STATED GOAL | Report how many lines in the listing below include the word "this". Write nothing besides the number.
::: LISTED RECORDS :::
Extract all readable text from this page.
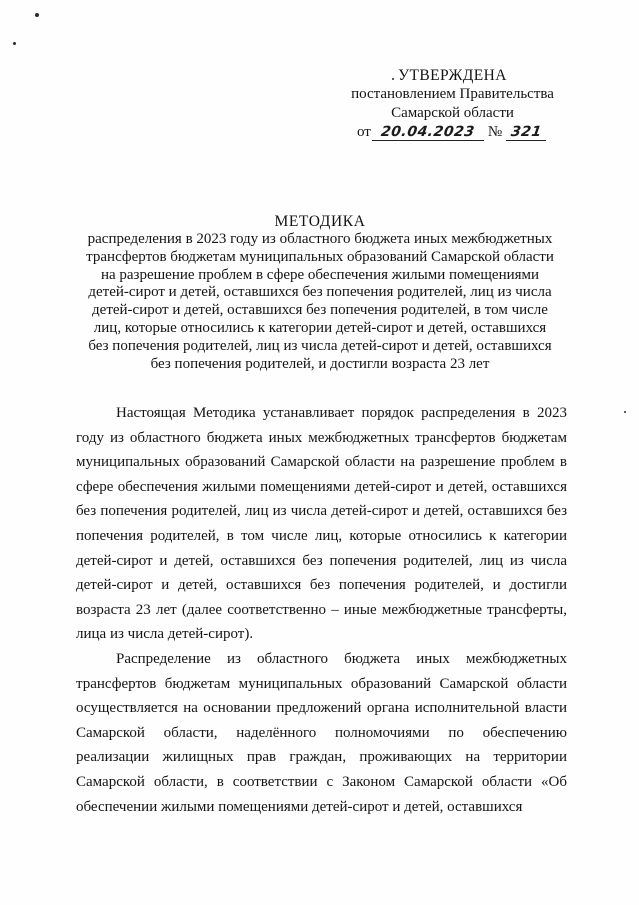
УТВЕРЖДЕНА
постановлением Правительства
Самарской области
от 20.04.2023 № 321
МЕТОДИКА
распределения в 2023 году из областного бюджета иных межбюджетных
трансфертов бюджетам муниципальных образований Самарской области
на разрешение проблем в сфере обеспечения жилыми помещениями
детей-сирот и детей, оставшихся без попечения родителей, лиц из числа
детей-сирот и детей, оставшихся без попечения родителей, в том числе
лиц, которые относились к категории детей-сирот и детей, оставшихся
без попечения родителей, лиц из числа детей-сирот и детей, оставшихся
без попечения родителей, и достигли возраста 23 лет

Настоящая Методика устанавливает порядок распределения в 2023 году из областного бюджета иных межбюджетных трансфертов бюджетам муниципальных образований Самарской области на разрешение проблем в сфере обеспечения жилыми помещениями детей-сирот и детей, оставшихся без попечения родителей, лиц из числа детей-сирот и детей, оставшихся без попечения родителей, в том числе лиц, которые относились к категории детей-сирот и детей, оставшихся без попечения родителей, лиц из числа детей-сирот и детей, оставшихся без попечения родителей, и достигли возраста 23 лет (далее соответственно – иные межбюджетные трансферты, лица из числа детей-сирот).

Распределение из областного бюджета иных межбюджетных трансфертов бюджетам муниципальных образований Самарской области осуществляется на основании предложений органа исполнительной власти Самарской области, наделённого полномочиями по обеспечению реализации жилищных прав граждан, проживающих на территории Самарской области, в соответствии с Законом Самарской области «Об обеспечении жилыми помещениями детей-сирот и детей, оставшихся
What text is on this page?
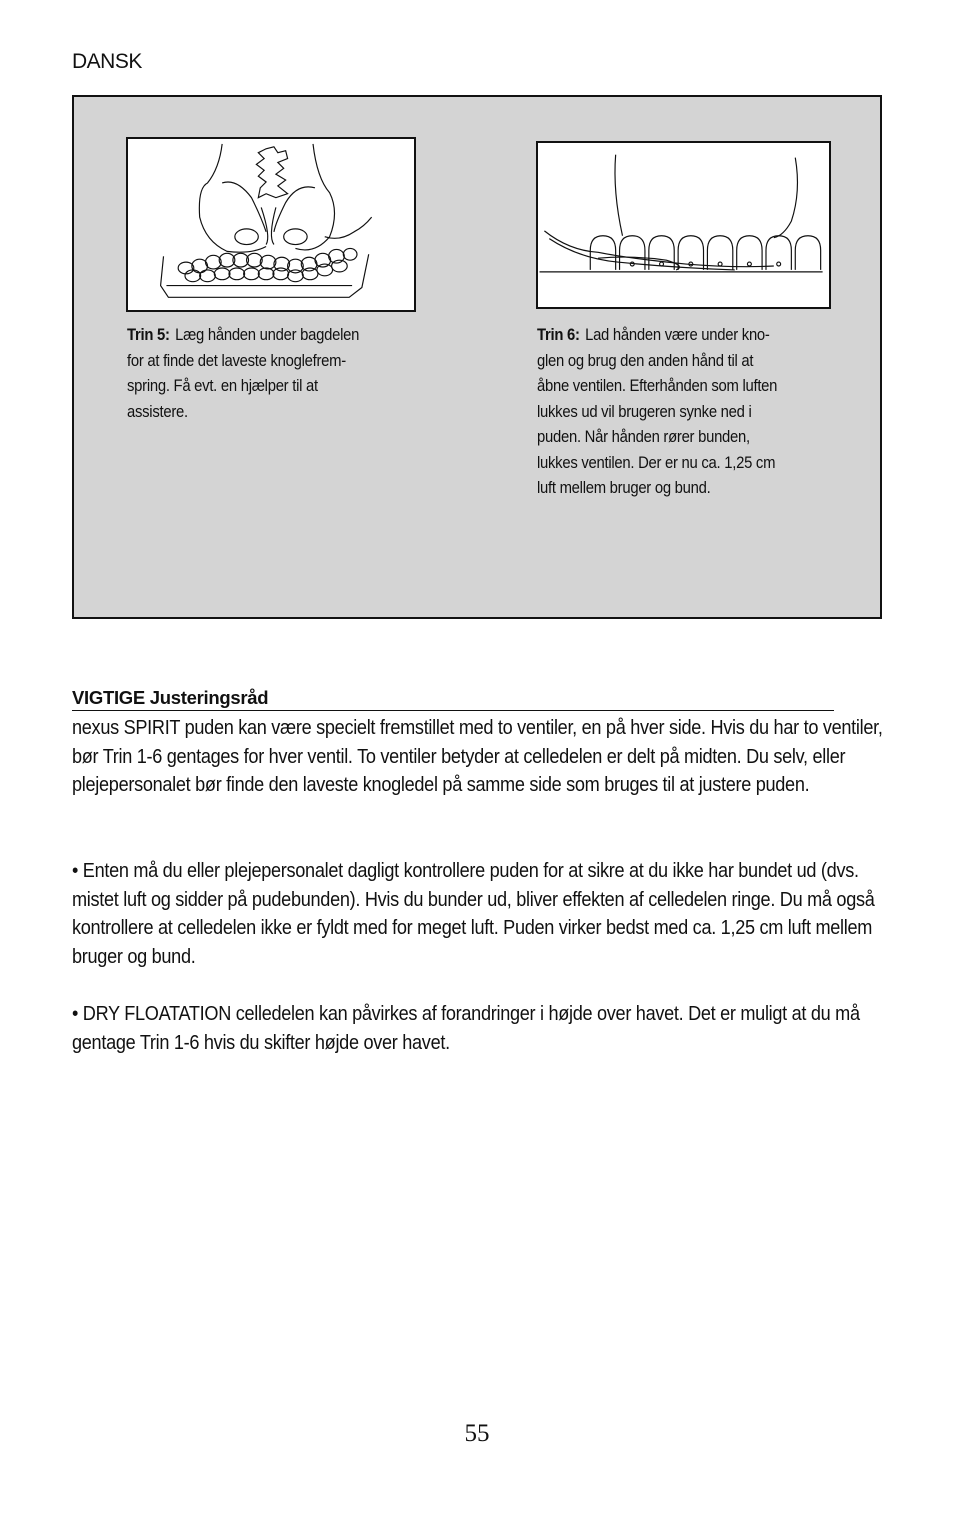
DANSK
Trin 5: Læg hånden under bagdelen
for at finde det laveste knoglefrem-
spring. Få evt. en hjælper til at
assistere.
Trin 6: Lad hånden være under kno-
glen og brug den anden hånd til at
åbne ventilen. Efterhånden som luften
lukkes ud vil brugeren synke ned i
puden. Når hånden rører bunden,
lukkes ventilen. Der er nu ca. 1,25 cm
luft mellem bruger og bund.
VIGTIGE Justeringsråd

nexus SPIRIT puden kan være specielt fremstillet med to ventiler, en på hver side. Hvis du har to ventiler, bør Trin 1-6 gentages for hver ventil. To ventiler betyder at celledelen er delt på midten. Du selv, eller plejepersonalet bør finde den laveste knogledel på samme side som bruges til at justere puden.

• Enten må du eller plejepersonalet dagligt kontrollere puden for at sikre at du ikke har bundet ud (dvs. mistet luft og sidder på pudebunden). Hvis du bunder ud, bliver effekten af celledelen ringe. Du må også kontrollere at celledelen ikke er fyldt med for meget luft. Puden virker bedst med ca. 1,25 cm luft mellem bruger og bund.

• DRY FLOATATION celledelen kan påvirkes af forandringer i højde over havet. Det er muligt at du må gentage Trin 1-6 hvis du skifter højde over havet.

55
:::
::: LISTED RECORDS :::
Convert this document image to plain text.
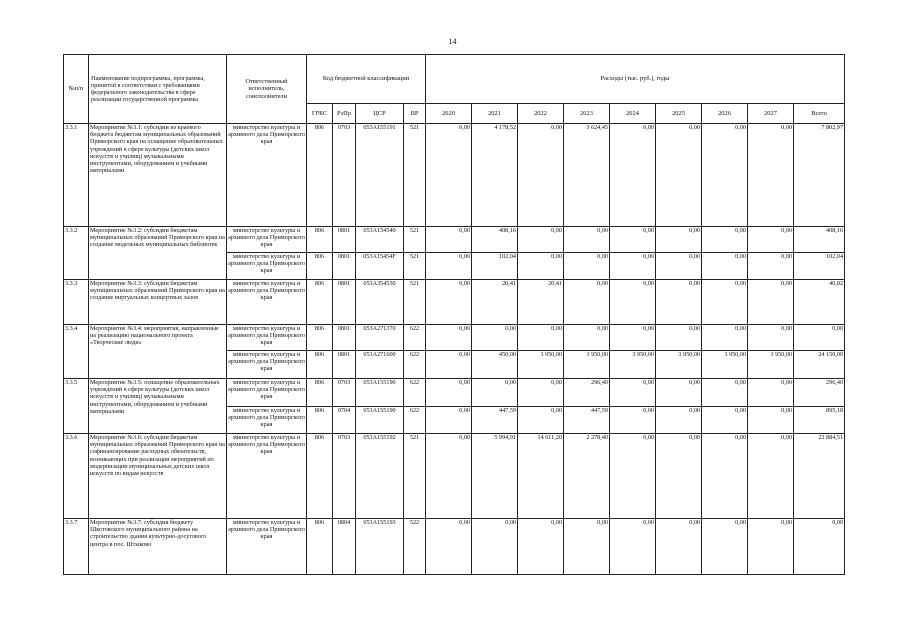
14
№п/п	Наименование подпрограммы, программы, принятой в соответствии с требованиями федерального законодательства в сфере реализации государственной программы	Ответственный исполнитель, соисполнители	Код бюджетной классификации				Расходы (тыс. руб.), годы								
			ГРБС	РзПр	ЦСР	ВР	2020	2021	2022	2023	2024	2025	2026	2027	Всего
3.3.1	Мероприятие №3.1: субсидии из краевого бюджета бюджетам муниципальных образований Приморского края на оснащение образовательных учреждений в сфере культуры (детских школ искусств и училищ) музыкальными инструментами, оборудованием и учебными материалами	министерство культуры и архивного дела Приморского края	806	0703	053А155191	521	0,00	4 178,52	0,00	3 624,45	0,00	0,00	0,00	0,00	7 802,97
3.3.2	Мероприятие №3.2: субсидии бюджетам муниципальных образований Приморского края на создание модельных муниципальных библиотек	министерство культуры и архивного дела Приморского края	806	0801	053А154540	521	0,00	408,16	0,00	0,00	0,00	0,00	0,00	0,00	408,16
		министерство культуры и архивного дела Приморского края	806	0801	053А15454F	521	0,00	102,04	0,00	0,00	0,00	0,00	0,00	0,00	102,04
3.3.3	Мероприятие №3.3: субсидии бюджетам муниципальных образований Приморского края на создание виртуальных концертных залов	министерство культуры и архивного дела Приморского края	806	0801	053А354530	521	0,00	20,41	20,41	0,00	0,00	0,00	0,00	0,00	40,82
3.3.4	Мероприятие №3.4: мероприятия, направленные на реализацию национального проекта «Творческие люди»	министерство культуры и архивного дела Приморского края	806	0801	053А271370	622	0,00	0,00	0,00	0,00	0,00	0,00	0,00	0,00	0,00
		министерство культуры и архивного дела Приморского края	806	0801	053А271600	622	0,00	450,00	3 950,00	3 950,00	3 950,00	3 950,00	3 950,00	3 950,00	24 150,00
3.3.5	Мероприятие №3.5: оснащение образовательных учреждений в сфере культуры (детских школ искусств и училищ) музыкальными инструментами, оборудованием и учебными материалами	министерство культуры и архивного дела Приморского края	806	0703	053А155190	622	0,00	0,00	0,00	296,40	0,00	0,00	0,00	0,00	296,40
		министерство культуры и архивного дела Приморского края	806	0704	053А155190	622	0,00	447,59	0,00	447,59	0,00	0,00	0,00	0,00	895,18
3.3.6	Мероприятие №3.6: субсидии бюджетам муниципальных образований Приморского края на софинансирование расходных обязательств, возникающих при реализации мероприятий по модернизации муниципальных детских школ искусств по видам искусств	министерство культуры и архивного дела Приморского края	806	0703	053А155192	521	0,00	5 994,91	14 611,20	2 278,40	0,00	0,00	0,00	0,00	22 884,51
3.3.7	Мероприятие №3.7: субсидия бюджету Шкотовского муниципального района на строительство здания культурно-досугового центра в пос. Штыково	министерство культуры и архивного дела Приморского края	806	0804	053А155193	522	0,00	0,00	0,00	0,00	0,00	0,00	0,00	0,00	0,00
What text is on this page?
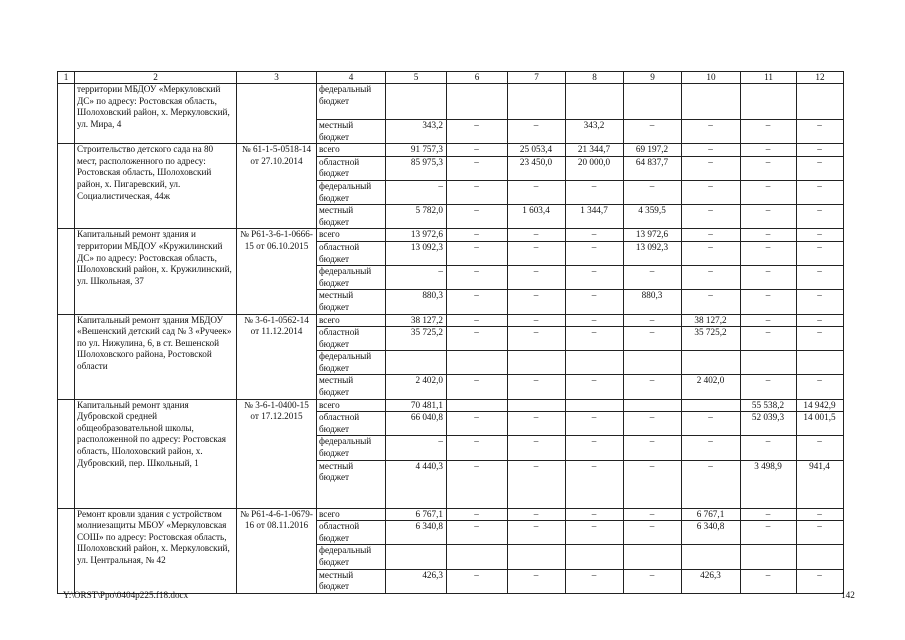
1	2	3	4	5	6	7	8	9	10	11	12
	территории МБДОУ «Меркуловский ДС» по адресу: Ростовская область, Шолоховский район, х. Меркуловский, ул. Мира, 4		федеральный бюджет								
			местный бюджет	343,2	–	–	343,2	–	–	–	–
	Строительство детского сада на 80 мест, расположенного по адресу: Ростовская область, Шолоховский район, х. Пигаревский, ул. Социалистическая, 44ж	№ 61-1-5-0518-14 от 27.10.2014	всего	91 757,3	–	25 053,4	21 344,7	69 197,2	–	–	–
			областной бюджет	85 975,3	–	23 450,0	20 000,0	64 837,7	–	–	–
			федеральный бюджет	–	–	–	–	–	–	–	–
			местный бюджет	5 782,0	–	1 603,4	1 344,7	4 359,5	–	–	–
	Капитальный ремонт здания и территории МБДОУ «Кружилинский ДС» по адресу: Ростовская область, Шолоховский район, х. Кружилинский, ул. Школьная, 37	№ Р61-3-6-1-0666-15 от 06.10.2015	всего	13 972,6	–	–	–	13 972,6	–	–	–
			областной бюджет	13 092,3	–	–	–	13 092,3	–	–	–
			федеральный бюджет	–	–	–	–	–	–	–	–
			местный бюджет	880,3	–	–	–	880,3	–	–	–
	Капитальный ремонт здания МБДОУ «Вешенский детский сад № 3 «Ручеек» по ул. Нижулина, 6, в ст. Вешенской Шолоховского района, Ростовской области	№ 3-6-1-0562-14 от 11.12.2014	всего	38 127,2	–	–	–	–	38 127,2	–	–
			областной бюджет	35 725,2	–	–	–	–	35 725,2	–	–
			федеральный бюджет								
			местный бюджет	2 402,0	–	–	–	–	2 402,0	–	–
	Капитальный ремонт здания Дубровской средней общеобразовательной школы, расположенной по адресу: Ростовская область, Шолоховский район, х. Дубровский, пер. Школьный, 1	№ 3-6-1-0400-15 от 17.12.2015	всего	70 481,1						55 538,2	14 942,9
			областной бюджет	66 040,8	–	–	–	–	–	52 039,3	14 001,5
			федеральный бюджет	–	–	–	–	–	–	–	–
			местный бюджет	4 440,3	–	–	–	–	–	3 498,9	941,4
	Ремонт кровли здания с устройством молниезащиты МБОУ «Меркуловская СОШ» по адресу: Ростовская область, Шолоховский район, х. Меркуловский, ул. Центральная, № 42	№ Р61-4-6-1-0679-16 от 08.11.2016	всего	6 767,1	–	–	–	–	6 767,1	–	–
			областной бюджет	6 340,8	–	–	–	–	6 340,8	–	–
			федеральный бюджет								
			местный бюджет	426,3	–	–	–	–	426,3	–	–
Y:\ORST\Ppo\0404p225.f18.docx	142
:::
WRITTEN REPLY | 4